── DATASET EXTRACT

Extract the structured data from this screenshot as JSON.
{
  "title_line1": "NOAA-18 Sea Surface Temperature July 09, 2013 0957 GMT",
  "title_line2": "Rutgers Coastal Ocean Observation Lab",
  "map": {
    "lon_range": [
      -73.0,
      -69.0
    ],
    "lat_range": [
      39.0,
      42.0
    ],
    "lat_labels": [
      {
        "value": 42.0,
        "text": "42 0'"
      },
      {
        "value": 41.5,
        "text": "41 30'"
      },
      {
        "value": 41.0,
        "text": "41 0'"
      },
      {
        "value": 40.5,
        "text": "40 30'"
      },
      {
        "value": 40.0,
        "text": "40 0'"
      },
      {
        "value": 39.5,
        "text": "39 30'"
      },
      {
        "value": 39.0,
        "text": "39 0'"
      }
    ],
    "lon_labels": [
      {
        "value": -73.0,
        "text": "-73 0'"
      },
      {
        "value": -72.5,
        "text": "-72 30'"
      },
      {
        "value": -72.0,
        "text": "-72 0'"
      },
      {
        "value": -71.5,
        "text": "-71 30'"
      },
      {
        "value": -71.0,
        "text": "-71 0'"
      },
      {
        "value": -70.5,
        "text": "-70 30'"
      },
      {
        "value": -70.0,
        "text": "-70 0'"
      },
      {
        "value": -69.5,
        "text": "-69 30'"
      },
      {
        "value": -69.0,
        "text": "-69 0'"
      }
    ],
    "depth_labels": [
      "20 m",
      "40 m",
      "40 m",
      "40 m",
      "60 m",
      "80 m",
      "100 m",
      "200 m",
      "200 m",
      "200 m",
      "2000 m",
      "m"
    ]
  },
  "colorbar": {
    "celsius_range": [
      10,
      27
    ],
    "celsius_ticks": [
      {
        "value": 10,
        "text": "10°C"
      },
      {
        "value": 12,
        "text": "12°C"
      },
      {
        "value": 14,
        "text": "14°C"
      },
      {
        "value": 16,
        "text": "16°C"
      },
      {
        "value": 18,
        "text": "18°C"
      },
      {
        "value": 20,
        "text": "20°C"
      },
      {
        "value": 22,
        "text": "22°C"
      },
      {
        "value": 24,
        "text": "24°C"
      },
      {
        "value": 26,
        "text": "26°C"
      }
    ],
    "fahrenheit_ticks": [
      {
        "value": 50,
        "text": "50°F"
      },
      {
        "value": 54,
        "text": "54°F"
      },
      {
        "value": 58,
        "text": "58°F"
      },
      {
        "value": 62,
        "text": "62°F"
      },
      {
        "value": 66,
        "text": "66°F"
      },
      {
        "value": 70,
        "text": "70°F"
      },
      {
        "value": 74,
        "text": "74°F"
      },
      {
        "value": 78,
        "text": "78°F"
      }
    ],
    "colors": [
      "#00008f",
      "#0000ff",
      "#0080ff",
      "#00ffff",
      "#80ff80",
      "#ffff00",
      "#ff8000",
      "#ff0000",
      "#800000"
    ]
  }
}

────

== WORK INSTRUCTIONS ==
Would you give the material above again, complete and exact?

== THE RESPONSE ==
Extract the structured data from this screenshot as JSON.
{
  "title_line1": "NOAA-18 Sea Surface Temperature July 09, 2013 0957 GMT",
  "title_line2": "Rutgers Coastal Ocean Observation Lab",
  "map": {
    "lon_range": [
      -73.0,
      -69.0
    ],
    "lat_range": [
      39.0,
      42.0
    ],
    "lat_labels": [
      {
        "value": 42.0,
        "text": "42 0'"
      },
      {
        "value": 41.5,
        "text": "41 30'"
      },
      {
        "value": 41.0,
        "text": "41 0'"
      },
      {
        "value": 40.5,
        "text": "40 30'"
      },
      {
        "value": 40.0,
        "text": "40 0'"
      },
      {
        "value": 39.5,
        "text": "39 30'"
      },
      {
        "value": 39.0,
        "text": "39 0'"
      }
    ],
    "lon_labels": [
      {
        "value": -73.0,
        "text": "-73 0'"
      },
      {
        "value": -72.5,
        "text": "-72 30'"
      },
      {
        "value": -72.0,
        "text": "-72 0'"
      },
      {
        "value": -71.5,
        "text": "-71 30'"
      },
      {
        "value": -71.0,
        "text": "-71 0'"
      },
      {
        "value": -70.5,
        "text": "-70 30'"
      },
      {
        "value": -70.0,
        "text": "-70 0'"
      },
      {
        "value": -69.5,
        "text": "-69 30'"
      },
      {
        "value": -69.0,
        "text": "-69 0'"
      }
    ],
    "depth_labels": [
      "20 m",
      "40 m",
      "40 m",
      "40 m",
      "60 m",
      "80 m",
      "100 m",
      "200 m",
      "200 m",
      "200 m",
      "2000 m",
      "m"
    ]
  },
  "colorbar": {
    "celsius_range": [
      10,
      27
    ],
    "celsius_ticks": [
      {
        "value": 10,
        "text": "10°C"
      },
      {
        "value": 12,
        "text": "12°C"
      },
      {
        "value": 14,
        "text": "14°C"
      },
      {
        "value": 16,
        "text": "16°C"
      },
      {
        "value": 18,
        "text": "18°C"
      },
      {
        "value": 20,
        "text": "20°C"
      },
      {
        "value": 22,
        "text": "22°C"
      },
      {
        "value": 24,
        "text": "24°C"
      },
      {
        "value": 26,
        "text": "26°C"
      }
    ],
    "fahrenheit_ticks": [
      {
        "value": 50,
        "text": "50°F"
      },
      {
        "value": 54,
        "text": "54°F"
      },
      {
        "value": 58,
        "text": "58°F"
      },
      {
        "value": 62,
        "text": "62°F"
      },
      {
        "value": 66,
        "text": "66°F"
      },
      {
        "value": 70,
        "text": "70°F"
      },
      {
        "value": 74,
        "text": "74°F"
      },
      {
        "value": 78,
        "text": "78°F"
      }
    ],
    "colors": [
      "#00008f",
      "#0000ff",
      "#0080ff",
      "#00ffff",
      "#80ff80",
      "#ffff00",
      "#ff8000",
      "#ff0000",
      "#800000"
    ]
  }
}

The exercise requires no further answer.